## Stated task
Omit all pictures and give the records below again exactly as written.

## Exercise materials
***
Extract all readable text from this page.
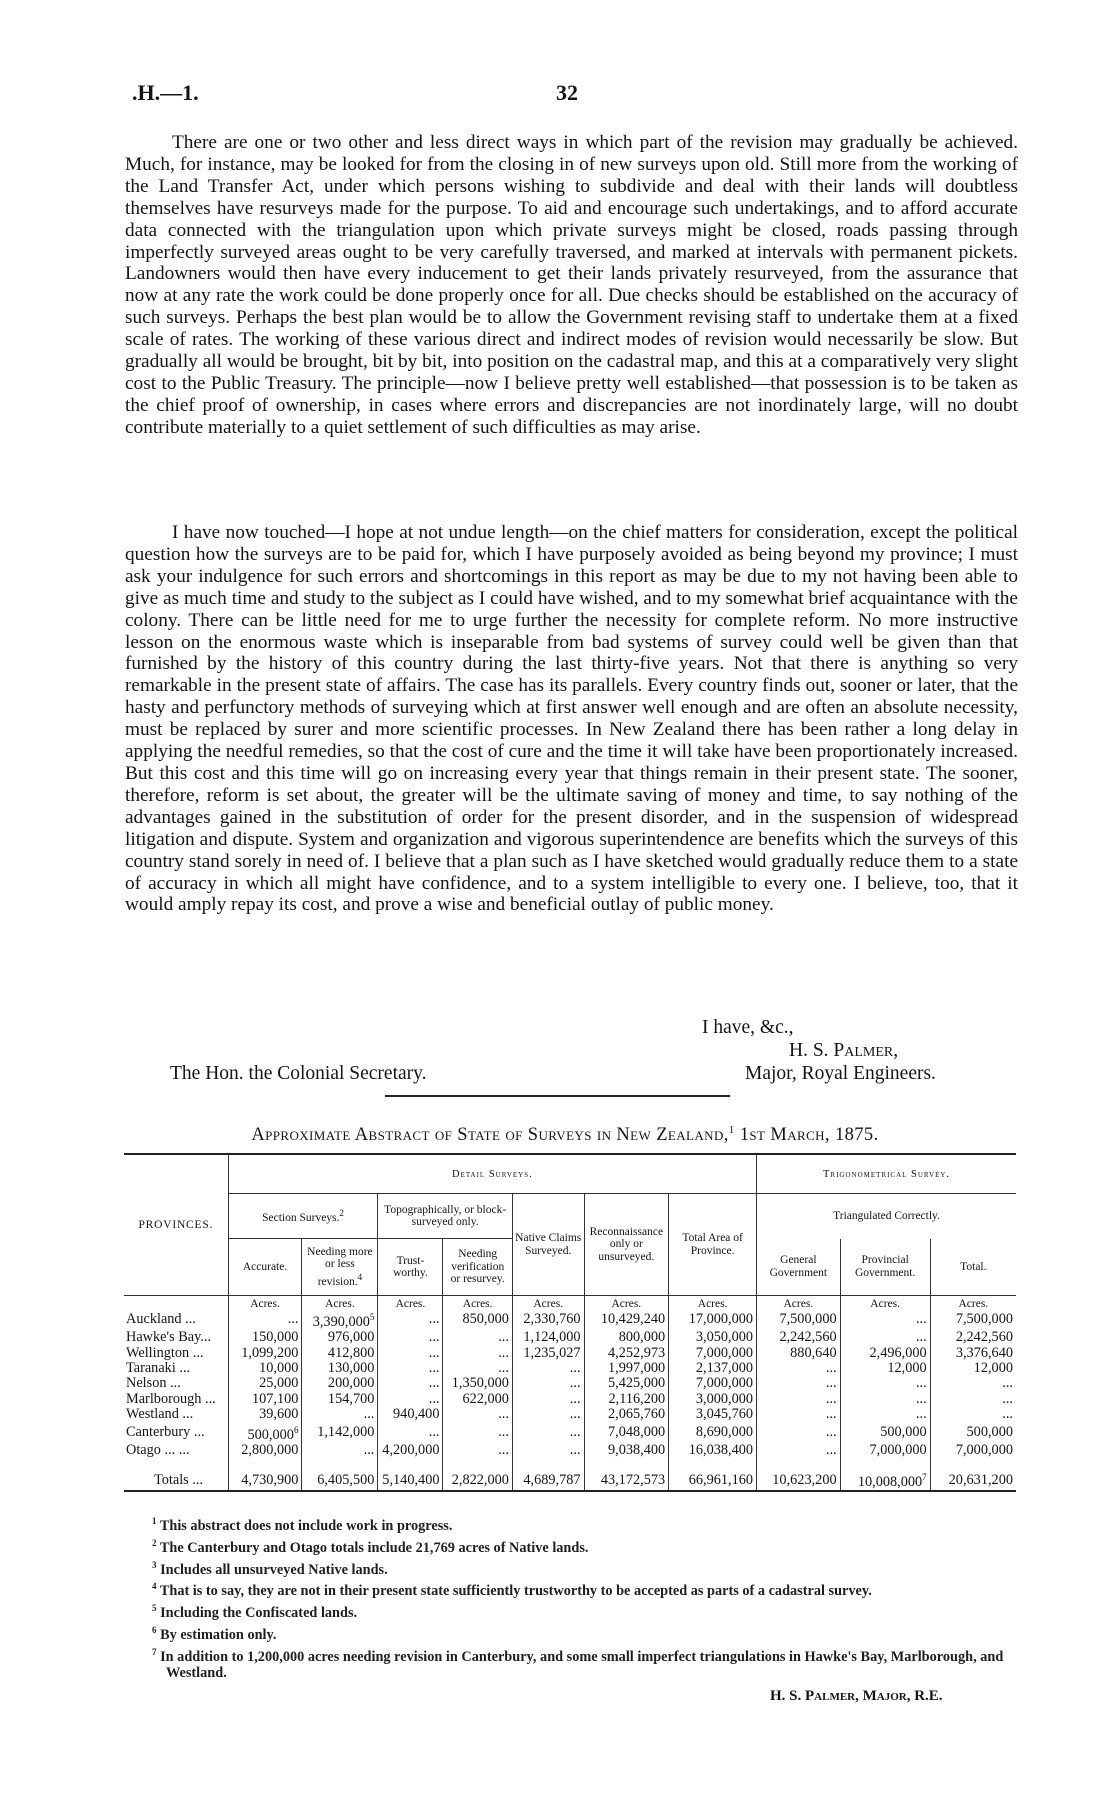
.H.—1.	32

There are one or two other and less direct ways in which part of the revision may gradually be achieved. Much, for instance, may be looked for from the closing in of new surveys upon old. Still more from the working of the Land Transfer Act, under which persons wishing to subdivide and deal with their lands will doubtless themselves have resurveys made for the purpose. To aid and encourage such undertakings, and to afford accurate data connected with the triangulation upon which private surveys might be closed, roads passing through imperfectly surveyed areas ought to be very carefully traversed, and marked at intervals with permanent pickets. Landowners would then have every inducement to get their lands privately resurveyed, from the assurance that now at any rate the work could be done properly once for all. Due checks should be established on the accuracy of such surveys. Perhaps the best plan would be to allow the Government revising staff to undertake them at a fixed scale of rates. The working of these various direct and indirect modes of revision would necessarily be slow. But gradually all would be brought, bit by bit, into position on the cadastral map, and this at a comparatively very slight cost to the Public Treasury. The principle—now I believe pretty well established—that possession is to be taken as the chief proof of ownership, in cases where errors and discrepancies are not inordinately large, will no doubt contribute materially to a quiet settlement of such difficulties as may arise.

I have now touched—I hope at not undue length—on the chief matters for consideration, except the political question how the surveys are to be paid for, which I have purposely avoided as being beyond my province; I must ask your indulgence for such errors and shortcomings in this report as may be due to my not having been able to give as much time and study to the subject as I could have wished, and to my somewhat brief acquaintance with the colony. There can be little need for me to urge further the necessity for complete reform. No more instructive lesson on the enormous waste which is inseparable from bad systems of survey could well be given than that furnished by the history of this country during the last thirty-five years. Not that there is anything so very remarkable in the present state of affairs. The case has its parallels. Every country finds out, sooner or later, that the hasty and perfunctory methods of surveying which at first answer well enough and are often an absolute necessity, must be replaced by surer and more scientific processes. In New Zealand there has been rather a long delay in applying the needful remedies, so that the cost of cure and the time it will take have been proportionately increased. But this cost and this time will go on increasing every year that things remain in their present state. The sooner, therefore, reform is set about, the greater will be the ultimate saving of money and time, to say nothing of the advantages gained in the substitution of order for the present disorder, and in the suspension of widespread litigation and dispute. System and organization and vigorous superintendence are benefits which the surveys of this country stand sorely in need of. I believe that a plan such as I have sketched would gradually reduce them to a state of accuracy in which all might have confidence, and to a system intelligible to every one. I believe, too, that it would amply repay its cost, and prove a wise and beneficial outlay of public money.

I have, &c.,
H. S. Palmer,
Major, Royal Engineers.
The Hon. the Colonial Secretary.
Approximate Abstract of State of Surveys in New Zealand,$^1$ 1st March, 1875.
PROVINCES.	Detail Surveys.							Trigonometrical Survey.		
	Section Surveys.$^2$		Topographically, or block-surveyed only.		Native Claims Surveyed.	Reconnaissance only or unsurveyed.	Total Area of Province.	Triangulated Correctly.		
	Accurate.	Needing more or less revision.$^4$	Trust-worthy.	Needing verification or resurvey.				General Government	Provincial Government.	Total.
	Acres.	Acres.	Acres.	Acres.	Acres.	Acres.	Acres.	Acres.	Acres.	Acres.
Auckland ...	...	3,390,000$^5$	...	850,000	2,330,760	10,429,240	17,000,000	7,500,000	...	7,500,000
Hawke's Bay...	150,000	976,000	...	...	1,124,000	800,000	3,050,000	2,242,560	...	2,242,560
Wellington ...	1,099,200	412,800	...	...	1,235,027	4,252,973	7,000,000	880,640	2,496,000	3,376,640
Taranaki ...	10,000	130,000	...	...	...	1,997,000	2,137,000	...	12,000	12,000
Nelson ...	25,000	200,000	...	1,350,000	...	5,425,000	7,000,000	...	...	...
Marlborough ...	107,100	154,700	...	622,000	...	2,116,200	3,000,000	...	...	...
Westland ...	39,600	...	940,400	...	...	2,065,760	3,045,760	...	...	...
Canterbury ...	500,000$^6$	1,142,000	...	...	...	7,048,000	8,690,000	...	500,000	500,000
Otago ... ...	2,800,000	...	4,200,000	...	...	9,038,400	16,038,400	...	7,000,000	7,000,000
Totals ...	4,730,900	6,405,500	5,140,400	2,822,000	4,689,787	43,172,573	66,961,160	10,623,200	10,008,000$^7$	20,631,200

$^1$ This abstract does not include work in progress.

$^2$ The Canterbury and Otago totals include 21,769 acres of Native lands.

$^3$ Includes all unsurveyed Native lands.

$^4$ That is to say, they are not in their present state sufficiently trustworthy to be accepted as parts of a cadastral survey.

$^5$ Including the Confiscated lands.

$^6$ By estimation only.

$^7$ In addition to 1,200,000 acres needing revision in Canterbury, and some small imperfect triangulations in Hawke's Bay, Marlborough, and Westland.

H. S. Palmer, Major, R.E.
***
## Written answer
Extract all readable text from this page.
.H.—1.	32

There are one or two other and less direct ways in which part of the revision may gradually be achieved. Much, for instance, may be looked for from the closing in of new surveys upon old. Still more from the working of the Land Transfer Act, under which persons wishing to subdivide and deal with their lands will doubtless themselves have resurveys made for the purpose. To aid and encourage such undertakings, and to afford accurate data connected with the triangulation upon which private surveys might be closed, roads passing through imperfectly surveyed areas ought to be very carefully traversed, and marked at intervals with permanent pickets. Landowners would then have every inducement to get their lands privately resurveyed, from the assurance that now at any rate the work could be done properly once for all. Due checks should be established on the accuracy of such surveys. Perhaps the best plan would be to allow the Government revising staff to undertake them at a fixed scale of rates. The working of these various direct and indirect modes of revision would necessarily be slow. But gradually all would be brought, bit by bit, into position on the cadastral map, and this at a comparatively very slight cost to the Public Treasury. The principle—now I believe pretty well established—that possession is to be taken as the chief proof of ownership, in cases where errors and discrepancies are not inordinately large, will no doubt contribute materially to a quiet settlement of such difficulties as may arise.

I have now touched—I hope at not undue length—on the chief matters for consideration, except the political question how the surveys are to be paid for, which I have purposely avoided as being beyond my province; I must ask your indulgence for such errors and shortcomings in this report as may be due to my not having been able to give as much time and study to the subject as I could have wished, and to my somewhat brief acquaintance with the colony. There can be little need for me to urge further the necessity for complete reform. No more instructive lesson on the enormous waste which is inseparable from bad systems of survey could well be given than that furnished by the history of this country during the last thirty-five years. Not that there is anything so very remarkable in the present state of affairs. The case has its parallels. Every country finds out, sooner or later, that the hasty and perfunctory methods of surveying which at first answer well enough and are often an absolute necessity, must be replaced by surer and more scientific processes. In New Zealand there has been rather a long delay in applying the needful remedies, so that the cost of cure and the time it will take have been proportionately increased. But this cost and this time will go on increasing every year that things remain in their present state. The sooner, therefore, reform is set about, the greater will be the ultimate saving of money and time, to say nothing of the advantages gained in the substitution of order for the present disorder, and in the suspension of widespread litigation and dispute. System and organization and vigorous superintendence are benefits which the surveys of this country stand sorely in need of. I believe that a plan such as I have sketched would gradually reduce them to a state of accuracy in which all might have confidence, and to a system intelligible to every one. I believe, too, that it would amply repay its cost, and prove a wise and beneficial outlay of public money.

I have, &c.,
H. S. Palmer,
Major, Royal Engineers.
The Hon. the Colonial Secretary.
Approximate Abstract of State of Surveys in New Zealand,$^1$ 1st March, 1875.
PROVINCES.	Detail Surveys.							Trigonometrical Survey.		
	Section Surveys.$^2$		Topographically, or block-surveyed only.		Native Claims Surveyed.	Reconnaissance only or unsurveyed.	Total Area of Province.	Triangulated Correctly.		
	Accurate.	Needing more or less revision.$^4$	Trust-worthy.	Needing verification or resurvey.				General Government	Provincial Government.	Total.
	Acres.	Acres.	Acres.	Acres.	Acres.	Acres.	Acres.	Acres.	Acres.	Acres.
Auckland ...	...	3,390,000$^5$	...	850,000	2,330,760	10,429,240	17,000,000	7,500,000	...	7,500,000
Hawke's Bay...	150,000	976,000	...	...	1,124,000	800,000	3,050,000	2,242,560	...	2,242,560
Wellington ...	1,099,200	412,800	...	...	1,235,027	4,252,973	7,000,000	880,640	2,496,000	3,376,640
Taranaki ...	10,000	130,000	...	...	...	1,997,000	2,137,000	...	12,000	12,000
Nelson ...	25,000	200,000	...	1,350,000	...	5,425,000	7,000,000	...	...	...
Marlborough ...	107,100	154,700	...	622,000	...	2,116,200	3,000,000	...	...	...
Westland ...	39,600	...	940,400	...	...	2,065,760	3,045,760	...	...	...
Canterbury ...	500,000$^6$	1,142,000	...	...	...	7,048,000	8,690,000	...	500,000	500,000
Otago ... ...	2,800,000	...	4,200,000	...	...	9,038,400	16,038,400	...	7,000,000	7,000,000
Totals ...	4,730,900	6,405,500	5,140,400	2,822,000	4,689,787	43,172,573	66,961,160	10,623,200	10,008,000$^7$	20,631,200

$^1$ This abstract does not include work in progress.

$^2$ The Canterbury and Otago totals include 21,769 acres of Native lands.

$^3$ Includes all unsurveyed Native lands.

$^4$ That is to say, they are not in their present state sufficiently trustworthy to be accepted as parts of a cadastral survey.

$^5$ Including the Confiscated lands.

$^6$ By estimation only.

$^7$ In addition to 1,200,000 acres needing revision in Canterbury, and some small imperfect triangulations in Hawke's Bay, Marlborough, and Westland.

H. S. Palmer, Major, R.E.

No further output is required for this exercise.